(Entries from a dataset)
## BEGIN

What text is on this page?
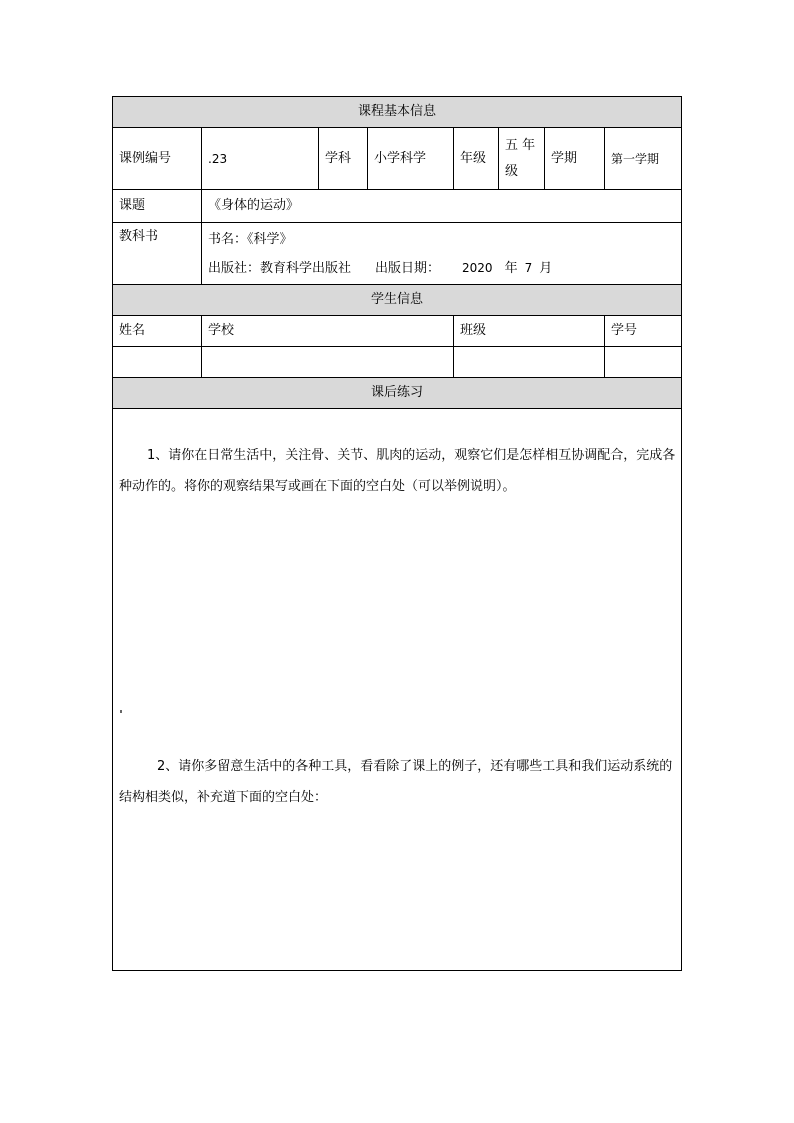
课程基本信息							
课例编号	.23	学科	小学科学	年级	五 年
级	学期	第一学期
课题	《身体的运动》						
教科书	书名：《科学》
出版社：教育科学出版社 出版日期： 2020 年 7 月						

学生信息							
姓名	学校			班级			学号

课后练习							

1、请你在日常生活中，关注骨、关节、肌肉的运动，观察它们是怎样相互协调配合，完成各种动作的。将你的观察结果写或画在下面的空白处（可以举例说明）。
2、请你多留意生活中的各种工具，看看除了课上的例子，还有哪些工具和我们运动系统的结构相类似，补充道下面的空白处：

## END

= Task objective =
Go through the listing above and quote it exactly, apart from its images.

= Result below =
What text is on this page?
课程基本信息							
课例编号	.23	学科	小学科学	年级	五 年
级	学期	第一学期
课题	《身体的运动》						
教科书	书名：《科学》
出版社：教育科学出版社 出版日期： 2020 年 7 月						

学生信息							
姓名	学校			班级			学号

课后练习							

1、请你在日常生活中，关注骨、关节、肌肉的运动，观察它们是怎样相互协调配合，完成各种动作的。将你的观察结果写或画在下面的空白处（可以举例说明）。
2、请你多留意生活中的各种工具，看看除了课上的例子，还有哪些工具和我们运动系统的结构相类似，补充道下面的空白处：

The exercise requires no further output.